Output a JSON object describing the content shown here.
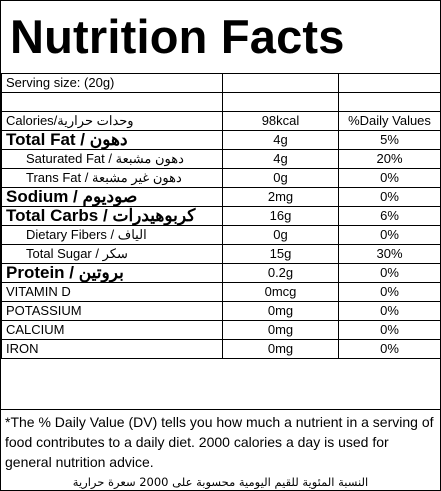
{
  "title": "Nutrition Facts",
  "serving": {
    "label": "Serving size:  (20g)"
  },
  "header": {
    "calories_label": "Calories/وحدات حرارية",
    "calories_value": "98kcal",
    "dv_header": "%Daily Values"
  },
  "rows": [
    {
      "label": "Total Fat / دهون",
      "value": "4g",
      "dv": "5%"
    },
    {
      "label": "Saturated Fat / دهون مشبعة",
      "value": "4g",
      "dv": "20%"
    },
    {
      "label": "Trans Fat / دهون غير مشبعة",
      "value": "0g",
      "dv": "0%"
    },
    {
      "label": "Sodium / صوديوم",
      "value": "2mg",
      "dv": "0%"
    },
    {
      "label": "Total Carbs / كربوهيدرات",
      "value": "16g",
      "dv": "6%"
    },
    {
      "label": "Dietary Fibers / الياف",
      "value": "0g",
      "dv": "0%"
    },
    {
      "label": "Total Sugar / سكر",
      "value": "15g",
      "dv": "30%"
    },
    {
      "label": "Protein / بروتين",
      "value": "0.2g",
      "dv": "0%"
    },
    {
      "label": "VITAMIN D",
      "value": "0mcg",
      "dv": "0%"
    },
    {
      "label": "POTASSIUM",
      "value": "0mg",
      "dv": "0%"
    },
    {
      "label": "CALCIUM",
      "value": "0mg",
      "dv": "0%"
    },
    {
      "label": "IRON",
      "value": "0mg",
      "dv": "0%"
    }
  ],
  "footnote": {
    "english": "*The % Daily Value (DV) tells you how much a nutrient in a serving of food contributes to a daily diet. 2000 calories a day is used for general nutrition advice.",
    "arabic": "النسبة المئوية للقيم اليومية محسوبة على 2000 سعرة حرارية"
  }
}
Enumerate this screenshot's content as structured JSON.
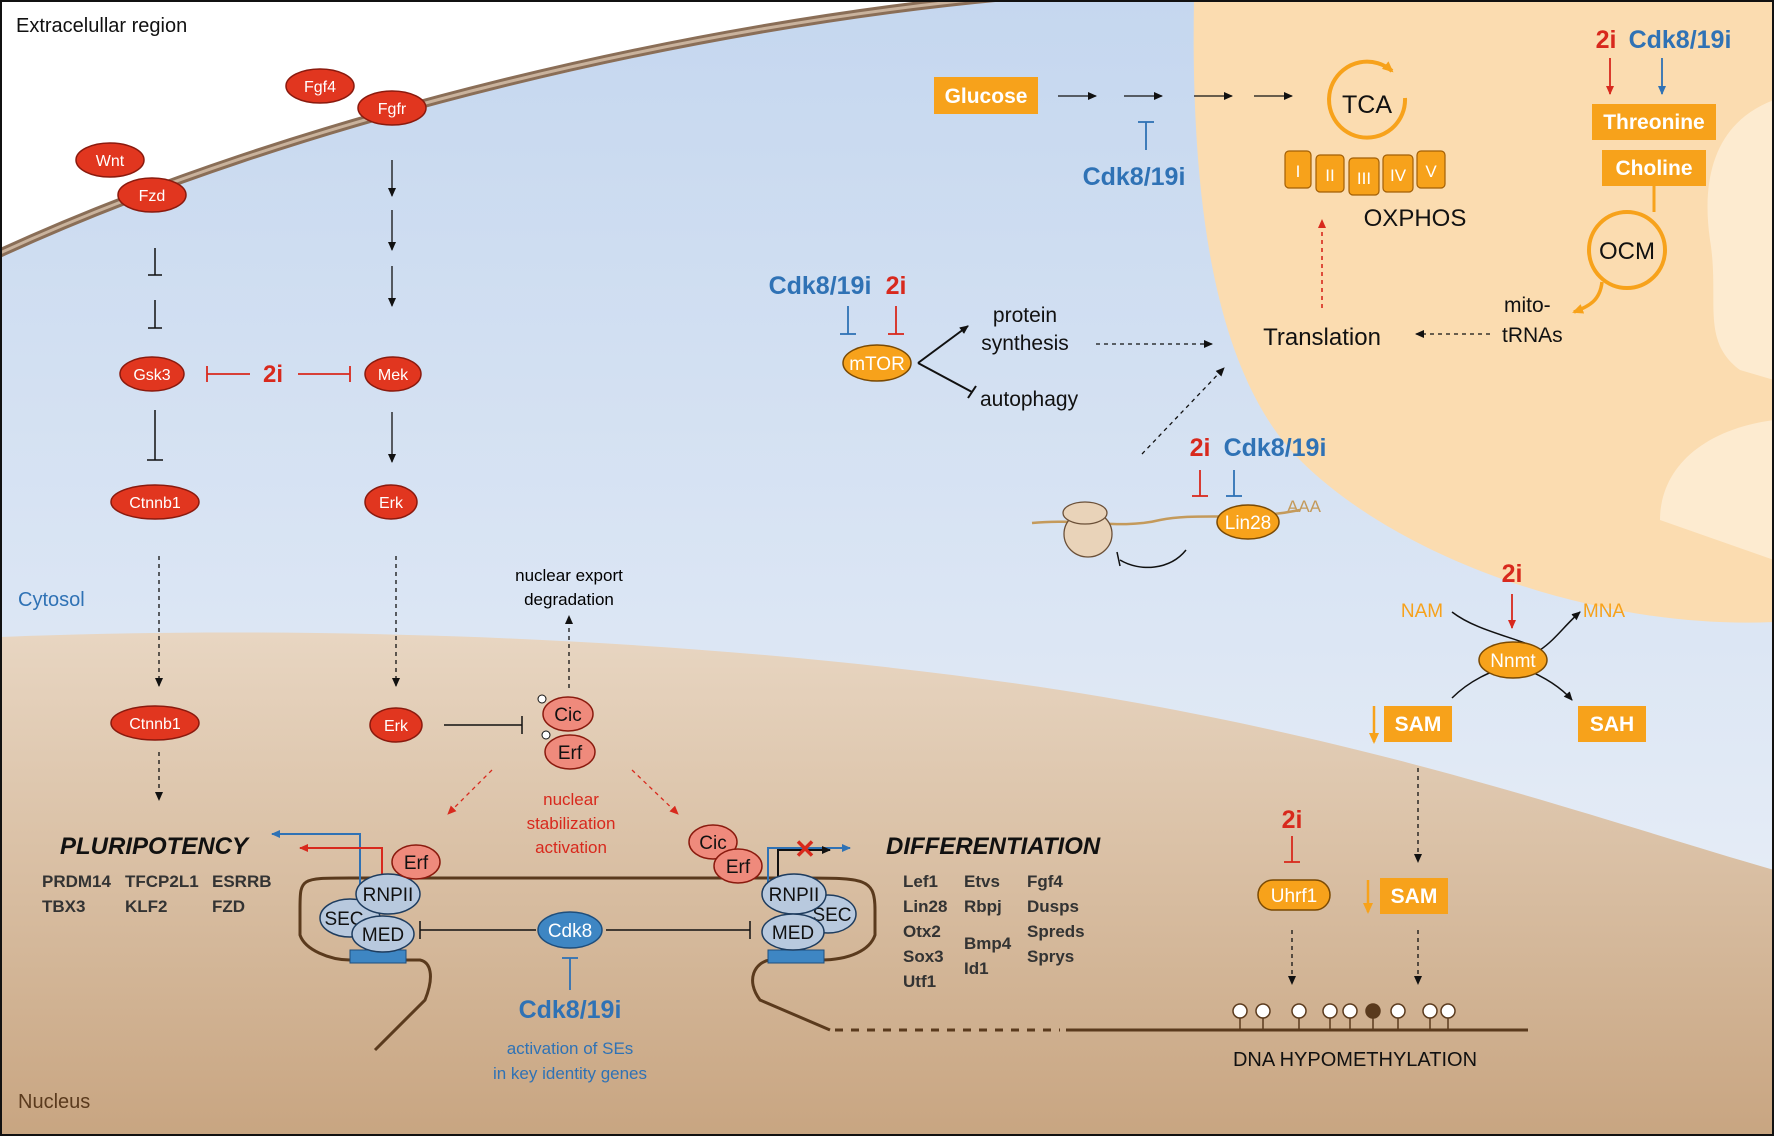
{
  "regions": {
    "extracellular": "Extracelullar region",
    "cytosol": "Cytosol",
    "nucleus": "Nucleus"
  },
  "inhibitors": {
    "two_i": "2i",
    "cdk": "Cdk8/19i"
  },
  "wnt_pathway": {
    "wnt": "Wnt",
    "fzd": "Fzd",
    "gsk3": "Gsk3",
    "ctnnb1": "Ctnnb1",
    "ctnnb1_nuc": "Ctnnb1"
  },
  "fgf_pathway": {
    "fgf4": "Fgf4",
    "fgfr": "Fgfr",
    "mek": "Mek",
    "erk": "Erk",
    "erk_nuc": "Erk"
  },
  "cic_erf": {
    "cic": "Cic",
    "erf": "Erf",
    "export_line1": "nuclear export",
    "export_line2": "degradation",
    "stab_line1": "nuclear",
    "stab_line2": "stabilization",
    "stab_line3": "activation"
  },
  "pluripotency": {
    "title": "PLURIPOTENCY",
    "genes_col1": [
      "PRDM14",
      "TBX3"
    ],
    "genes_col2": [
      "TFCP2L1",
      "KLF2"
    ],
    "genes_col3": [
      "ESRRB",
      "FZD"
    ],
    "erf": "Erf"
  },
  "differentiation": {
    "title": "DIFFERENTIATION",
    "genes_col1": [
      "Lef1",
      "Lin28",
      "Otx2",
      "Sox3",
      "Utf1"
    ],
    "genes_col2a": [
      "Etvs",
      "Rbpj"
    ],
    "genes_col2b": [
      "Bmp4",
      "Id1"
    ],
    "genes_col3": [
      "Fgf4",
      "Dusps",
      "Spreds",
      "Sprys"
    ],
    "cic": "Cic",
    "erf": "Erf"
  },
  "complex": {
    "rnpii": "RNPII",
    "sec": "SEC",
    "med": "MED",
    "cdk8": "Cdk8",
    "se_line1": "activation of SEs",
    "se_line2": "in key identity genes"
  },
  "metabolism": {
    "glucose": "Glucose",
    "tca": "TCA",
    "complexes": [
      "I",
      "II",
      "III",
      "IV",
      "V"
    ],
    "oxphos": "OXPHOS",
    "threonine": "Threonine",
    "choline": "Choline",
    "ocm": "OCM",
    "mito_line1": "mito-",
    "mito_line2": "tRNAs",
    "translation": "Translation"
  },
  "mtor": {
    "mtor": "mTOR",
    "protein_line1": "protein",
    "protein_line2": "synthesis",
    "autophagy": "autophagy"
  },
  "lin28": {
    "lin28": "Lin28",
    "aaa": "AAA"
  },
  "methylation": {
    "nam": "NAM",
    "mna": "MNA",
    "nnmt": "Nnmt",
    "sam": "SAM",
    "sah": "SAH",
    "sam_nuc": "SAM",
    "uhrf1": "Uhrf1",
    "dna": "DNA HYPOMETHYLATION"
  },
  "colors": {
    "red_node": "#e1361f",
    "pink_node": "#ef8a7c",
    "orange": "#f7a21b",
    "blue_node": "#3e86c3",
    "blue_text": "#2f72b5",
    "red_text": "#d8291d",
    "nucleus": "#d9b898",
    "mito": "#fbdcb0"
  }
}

==============================

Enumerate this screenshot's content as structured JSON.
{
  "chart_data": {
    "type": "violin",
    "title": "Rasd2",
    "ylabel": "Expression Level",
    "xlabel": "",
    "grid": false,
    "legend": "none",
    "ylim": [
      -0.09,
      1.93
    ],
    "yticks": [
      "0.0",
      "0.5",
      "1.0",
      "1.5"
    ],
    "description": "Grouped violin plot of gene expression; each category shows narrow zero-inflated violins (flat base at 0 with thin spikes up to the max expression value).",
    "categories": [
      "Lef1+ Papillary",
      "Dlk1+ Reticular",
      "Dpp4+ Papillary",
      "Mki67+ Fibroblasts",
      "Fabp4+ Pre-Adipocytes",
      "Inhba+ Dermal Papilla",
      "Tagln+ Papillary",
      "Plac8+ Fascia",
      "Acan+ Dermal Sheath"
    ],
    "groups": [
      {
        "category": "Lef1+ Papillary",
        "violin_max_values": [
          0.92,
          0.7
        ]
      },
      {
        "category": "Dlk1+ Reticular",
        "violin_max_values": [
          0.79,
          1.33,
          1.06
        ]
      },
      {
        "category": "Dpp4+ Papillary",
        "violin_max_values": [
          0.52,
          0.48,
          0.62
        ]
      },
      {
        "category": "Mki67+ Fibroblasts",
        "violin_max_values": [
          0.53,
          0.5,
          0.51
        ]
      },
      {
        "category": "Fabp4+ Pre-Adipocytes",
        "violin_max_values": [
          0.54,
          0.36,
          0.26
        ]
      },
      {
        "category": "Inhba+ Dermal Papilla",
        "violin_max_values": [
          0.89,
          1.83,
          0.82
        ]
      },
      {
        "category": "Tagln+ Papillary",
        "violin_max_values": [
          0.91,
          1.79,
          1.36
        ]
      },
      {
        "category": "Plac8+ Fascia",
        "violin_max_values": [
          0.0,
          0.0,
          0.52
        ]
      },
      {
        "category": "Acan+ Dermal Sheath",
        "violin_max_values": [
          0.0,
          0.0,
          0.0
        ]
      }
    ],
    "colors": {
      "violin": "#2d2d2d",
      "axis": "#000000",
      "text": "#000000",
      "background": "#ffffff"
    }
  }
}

==============================

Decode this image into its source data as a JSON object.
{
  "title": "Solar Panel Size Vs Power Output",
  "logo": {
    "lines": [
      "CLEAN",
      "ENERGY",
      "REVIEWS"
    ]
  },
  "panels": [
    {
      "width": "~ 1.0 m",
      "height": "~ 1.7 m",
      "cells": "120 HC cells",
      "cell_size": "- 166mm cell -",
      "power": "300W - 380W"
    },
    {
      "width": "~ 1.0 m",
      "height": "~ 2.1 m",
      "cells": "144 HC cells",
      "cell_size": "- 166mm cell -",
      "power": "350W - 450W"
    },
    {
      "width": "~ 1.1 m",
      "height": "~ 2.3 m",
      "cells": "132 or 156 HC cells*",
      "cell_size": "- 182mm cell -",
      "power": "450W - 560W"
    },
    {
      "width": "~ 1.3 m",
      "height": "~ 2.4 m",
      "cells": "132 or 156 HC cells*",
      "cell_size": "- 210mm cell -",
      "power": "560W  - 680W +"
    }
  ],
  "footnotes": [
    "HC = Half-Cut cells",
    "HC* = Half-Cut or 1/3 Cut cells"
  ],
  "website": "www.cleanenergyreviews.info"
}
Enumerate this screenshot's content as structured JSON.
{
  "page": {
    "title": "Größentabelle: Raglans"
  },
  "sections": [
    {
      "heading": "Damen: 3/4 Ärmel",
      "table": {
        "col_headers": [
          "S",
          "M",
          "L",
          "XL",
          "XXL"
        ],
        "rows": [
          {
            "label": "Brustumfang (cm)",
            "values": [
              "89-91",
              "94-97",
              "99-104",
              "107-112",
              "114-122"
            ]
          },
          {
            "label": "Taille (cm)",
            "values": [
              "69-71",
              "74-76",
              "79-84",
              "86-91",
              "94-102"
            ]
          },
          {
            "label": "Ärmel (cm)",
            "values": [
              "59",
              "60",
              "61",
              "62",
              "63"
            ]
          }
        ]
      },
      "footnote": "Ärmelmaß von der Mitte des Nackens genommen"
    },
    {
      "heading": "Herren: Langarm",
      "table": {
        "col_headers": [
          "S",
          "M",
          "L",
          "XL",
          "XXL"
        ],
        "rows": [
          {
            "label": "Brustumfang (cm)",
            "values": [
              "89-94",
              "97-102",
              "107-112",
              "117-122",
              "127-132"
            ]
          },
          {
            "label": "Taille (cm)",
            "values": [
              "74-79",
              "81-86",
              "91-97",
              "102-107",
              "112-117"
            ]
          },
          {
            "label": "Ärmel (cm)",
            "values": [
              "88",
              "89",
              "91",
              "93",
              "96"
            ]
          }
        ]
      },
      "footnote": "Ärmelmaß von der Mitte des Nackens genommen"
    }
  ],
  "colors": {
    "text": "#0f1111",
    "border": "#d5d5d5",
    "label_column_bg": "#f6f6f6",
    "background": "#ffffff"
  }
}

==============================

= WORK REQUIRED =
In the data above, each line holding "حرارية" is to be found and copied.

= WRITTEN RESPONSE =
    "calories_label": "Calories/وحدات حرارية",
    "arabic": "النسبة المئوية للقيم اليومية محسوبة على 2000 سعرة حرارية"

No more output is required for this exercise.